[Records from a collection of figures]
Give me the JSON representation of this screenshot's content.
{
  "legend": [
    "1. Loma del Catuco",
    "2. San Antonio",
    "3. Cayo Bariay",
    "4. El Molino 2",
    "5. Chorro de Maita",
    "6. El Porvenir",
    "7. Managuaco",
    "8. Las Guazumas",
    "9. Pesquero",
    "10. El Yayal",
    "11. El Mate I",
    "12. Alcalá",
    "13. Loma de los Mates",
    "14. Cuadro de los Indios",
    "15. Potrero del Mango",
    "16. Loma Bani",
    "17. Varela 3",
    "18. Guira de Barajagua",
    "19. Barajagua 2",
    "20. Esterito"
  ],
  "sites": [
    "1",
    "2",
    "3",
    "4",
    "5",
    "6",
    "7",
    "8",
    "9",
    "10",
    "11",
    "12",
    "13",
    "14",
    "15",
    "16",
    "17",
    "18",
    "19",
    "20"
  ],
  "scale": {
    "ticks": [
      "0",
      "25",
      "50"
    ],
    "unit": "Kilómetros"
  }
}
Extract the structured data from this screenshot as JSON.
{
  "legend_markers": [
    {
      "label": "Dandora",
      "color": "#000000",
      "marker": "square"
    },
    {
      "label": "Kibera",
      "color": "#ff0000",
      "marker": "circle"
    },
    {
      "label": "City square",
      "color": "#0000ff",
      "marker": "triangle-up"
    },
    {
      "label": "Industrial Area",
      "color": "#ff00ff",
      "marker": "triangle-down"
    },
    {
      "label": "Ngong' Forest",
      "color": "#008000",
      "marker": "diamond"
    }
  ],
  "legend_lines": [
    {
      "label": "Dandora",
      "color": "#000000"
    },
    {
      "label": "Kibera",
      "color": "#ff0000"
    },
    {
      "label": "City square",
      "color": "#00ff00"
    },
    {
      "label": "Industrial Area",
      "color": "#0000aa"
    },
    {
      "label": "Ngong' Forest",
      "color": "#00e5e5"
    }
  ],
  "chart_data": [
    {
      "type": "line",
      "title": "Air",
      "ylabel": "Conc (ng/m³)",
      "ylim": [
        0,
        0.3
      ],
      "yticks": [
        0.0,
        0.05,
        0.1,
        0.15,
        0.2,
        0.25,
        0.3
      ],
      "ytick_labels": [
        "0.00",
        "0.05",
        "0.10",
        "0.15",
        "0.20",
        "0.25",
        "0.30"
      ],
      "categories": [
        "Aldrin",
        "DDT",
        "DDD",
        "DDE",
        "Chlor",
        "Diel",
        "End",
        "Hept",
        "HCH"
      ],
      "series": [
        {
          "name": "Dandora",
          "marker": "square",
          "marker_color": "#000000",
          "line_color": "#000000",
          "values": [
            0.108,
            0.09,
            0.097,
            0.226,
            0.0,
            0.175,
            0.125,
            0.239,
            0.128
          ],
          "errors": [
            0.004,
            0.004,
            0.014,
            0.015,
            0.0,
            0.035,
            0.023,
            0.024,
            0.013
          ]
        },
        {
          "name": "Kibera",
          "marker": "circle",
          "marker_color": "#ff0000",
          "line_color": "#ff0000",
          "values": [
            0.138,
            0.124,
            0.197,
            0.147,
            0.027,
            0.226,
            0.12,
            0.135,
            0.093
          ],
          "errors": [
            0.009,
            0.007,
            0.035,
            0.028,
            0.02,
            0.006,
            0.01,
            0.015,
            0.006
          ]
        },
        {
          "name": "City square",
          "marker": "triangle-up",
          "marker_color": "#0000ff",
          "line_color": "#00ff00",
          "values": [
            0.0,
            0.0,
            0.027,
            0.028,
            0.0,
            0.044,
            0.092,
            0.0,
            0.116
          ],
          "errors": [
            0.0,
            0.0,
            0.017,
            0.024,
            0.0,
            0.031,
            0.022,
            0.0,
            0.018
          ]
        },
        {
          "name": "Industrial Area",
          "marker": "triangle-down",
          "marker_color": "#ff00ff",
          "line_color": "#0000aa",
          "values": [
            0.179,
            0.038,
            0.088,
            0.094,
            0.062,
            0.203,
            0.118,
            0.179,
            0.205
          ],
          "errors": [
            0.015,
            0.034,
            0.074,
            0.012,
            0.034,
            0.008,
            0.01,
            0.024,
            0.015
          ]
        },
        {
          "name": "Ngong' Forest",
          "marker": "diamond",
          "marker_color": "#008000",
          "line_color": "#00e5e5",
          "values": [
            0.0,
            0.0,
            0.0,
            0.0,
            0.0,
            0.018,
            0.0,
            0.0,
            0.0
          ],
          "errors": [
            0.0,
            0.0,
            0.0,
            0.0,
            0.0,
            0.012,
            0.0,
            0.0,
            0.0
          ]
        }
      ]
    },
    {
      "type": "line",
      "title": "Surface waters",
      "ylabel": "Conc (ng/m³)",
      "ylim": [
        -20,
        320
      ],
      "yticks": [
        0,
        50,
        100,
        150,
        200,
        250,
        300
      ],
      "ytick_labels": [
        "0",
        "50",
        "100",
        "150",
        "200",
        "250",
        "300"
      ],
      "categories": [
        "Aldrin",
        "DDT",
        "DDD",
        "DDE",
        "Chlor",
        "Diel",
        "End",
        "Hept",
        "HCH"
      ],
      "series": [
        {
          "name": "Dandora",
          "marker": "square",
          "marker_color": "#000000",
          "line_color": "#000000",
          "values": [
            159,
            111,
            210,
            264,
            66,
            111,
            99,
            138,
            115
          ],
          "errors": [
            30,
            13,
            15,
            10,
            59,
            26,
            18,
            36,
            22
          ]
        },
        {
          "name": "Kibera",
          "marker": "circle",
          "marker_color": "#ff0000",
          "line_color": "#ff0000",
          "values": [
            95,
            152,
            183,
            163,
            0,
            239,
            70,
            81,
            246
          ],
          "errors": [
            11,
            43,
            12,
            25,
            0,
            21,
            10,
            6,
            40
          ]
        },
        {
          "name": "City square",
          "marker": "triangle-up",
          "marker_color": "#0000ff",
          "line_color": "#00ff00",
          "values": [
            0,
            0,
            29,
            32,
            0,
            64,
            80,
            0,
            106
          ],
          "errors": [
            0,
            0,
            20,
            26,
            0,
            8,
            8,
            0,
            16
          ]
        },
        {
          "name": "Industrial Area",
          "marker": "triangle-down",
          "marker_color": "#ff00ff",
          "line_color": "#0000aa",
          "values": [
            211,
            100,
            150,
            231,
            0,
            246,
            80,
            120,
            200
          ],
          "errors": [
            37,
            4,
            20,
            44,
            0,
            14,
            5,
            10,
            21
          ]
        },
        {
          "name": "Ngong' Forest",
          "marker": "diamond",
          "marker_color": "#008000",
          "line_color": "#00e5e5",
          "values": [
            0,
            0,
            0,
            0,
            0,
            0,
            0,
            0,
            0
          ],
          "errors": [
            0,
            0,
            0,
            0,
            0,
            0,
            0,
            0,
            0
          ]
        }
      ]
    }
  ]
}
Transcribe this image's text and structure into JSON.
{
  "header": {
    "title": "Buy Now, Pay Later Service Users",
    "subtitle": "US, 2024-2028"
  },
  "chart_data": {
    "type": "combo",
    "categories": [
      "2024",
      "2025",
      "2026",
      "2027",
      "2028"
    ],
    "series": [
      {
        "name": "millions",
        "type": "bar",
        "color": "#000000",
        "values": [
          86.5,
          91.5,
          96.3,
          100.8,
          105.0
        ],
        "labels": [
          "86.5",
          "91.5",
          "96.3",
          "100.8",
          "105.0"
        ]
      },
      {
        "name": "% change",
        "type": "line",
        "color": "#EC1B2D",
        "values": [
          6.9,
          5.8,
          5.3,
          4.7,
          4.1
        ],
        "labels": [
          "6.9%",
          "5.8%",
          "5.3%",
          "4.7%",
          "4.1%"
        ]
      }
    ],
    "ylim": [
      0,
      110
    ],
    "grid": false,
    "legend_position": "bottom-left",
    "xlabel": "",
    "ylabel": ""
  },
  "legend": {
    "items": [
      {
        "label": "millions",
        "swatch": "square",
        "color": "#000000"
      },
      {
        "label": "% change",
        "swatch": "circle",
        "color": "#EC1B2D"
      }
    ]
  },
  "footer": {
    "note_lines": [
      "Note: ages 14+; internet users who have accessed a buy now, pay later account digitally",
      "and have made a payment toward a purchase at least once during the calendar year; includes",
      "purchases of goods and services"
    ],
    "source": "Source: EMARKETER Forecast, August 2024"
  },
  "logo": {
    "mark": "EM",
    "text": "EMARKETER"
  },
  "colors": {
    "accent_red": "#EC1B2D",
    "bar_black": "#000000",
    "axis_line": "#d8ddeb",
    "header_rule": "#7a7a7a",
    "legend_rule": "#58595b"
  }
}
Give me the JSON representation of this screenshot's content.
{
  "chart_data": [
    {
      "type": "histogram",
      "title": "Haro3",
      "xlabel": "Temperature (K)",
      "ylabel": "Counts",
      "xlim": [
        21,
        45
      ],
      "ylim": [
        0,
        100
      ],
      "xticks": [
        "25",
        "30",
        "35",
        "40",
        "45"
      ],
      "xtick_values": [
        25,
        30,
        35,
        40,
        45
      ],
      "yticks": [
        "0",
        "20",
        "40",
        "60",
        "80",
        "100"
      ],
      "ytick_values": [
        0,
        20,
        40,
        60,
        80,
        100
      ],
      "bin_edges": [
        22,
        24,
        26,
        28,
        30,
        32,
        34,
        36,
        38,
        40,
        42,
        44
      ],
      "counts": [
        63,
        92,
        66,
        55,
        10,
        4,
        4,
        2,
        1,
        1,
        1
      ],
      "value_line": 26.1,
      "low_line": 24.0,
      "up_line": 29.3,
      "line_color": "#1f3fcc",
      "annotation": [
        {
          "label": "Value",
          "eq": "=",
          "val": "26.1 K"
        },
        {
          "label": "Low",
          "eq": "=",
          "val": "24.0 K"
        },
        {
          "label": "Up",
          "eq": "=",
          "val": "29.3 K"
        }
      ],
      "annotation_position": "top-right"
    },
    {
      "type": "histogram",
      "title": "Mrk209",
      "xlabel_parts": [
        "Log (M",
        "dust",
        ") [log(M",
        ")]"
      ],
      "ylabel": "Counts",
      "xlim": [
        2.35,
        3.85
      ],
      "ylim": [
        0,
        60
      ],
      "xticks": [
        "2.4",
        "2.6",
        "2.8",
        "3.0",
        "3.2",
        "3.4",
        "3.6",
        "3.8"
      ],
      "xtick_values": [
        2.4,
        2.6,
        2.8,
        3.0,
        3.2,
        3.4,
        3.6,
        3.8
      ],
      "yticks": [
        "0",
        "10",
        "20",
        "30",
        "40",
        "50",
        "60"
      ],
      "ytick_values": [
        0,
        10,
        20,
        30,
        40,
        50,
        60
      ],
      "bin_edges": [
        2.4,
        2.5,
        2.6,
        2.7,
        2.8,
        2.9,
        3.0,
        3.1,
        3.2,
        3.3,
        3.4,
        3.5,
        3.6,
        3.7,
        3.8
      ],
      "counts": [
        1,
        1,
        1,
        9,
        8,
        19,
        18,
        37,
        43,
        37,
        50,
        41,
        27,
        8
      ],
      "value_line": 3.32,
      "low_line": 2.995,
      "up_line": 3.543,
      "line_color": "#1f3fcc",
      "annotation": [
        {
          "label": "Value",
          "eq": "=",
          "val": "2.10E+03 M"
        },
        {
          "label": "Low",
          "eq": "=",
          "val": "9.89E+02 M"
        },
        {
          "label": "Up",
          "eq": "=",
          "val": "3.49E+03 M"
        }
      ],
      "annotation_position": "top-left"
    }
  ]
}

■ TO DO ■
Take every line containing the word "type" and copy it.

■ RESULT ■
      "type": "line",
      "type": "line",
    "type": "combo",
        "type": "bar",
        "type": "line",
      "type": "histogram",
      "type": "histogram",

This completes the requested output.